- Set problem: Copy out all lines that hold "page".

********************

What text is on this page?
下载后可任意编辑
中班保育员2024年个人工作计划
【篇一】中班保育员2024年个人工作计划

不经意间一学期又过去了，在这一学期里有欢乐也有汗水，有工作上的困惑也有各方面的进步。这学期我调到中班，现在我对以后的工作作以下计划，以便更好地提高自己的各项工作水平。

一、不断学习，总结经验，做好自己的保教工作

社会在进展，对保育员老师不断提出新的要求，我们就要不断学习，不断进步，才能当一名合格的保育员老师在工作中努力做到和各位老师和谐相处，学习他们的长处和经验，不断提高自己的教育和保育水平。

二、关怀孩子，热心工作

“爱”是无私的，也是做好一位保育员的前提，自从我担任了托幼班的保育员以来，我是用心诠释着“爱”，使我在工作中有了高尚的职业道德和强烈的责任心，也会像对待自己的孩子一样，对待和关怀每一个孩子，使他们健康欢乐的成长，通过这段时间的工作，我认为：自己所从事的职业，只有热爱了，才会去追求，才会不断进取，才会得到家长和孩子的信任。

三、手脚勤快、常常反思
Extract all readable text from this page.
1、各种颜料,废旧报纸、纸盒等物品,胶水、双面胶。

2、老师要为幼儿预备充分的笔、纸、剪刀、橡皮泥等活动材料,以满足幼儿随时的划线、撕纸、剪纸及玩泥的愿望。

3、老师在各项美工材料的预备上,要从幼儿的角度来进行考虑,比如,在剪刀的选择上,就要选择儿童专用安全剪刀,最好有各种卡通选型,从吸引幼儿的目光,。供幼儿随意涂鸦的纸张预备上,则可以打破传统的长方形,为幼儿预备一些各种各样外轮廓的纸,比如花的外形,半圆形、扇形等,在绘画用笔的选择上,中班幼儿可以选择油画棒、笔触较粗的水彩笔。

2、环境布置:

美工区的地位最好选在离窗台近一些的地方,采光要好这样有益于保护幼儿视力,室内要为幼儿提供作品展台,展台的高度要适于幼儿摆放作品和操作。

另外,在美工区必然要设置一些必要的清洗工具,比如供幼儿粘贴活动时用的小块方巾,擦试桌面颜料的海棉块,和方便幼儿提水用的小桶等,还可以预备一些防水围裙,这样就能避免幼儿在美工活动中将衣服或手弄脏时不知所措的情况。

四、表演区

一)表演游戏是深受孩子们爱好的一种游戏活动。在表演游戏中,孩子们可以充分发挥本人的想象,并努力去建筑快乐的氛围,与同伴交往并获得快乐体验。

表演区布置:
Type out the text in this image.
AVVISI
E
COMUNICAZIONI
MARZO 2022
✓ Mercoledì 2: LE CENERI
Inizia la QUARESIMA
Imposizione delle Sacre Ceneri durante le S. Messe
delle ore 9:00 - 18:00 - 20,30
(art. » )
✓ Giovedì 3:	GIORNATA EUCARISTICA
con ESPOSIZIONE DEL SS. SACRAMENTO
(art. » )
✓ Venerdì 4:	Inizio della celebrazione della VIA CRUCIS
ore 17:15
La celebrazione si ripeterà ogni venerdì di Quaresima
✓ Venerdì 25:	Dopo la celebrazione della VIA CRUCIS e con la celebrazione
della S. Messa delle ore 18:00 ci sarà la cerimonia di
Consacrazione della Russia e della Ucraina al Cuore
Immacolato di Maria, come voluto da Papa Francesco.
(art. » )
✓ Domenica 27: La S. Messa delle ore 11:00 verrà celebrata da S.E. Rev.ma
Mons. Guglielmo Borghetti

********************

- Result:
What text is on this page?
Extract all readable text from this page.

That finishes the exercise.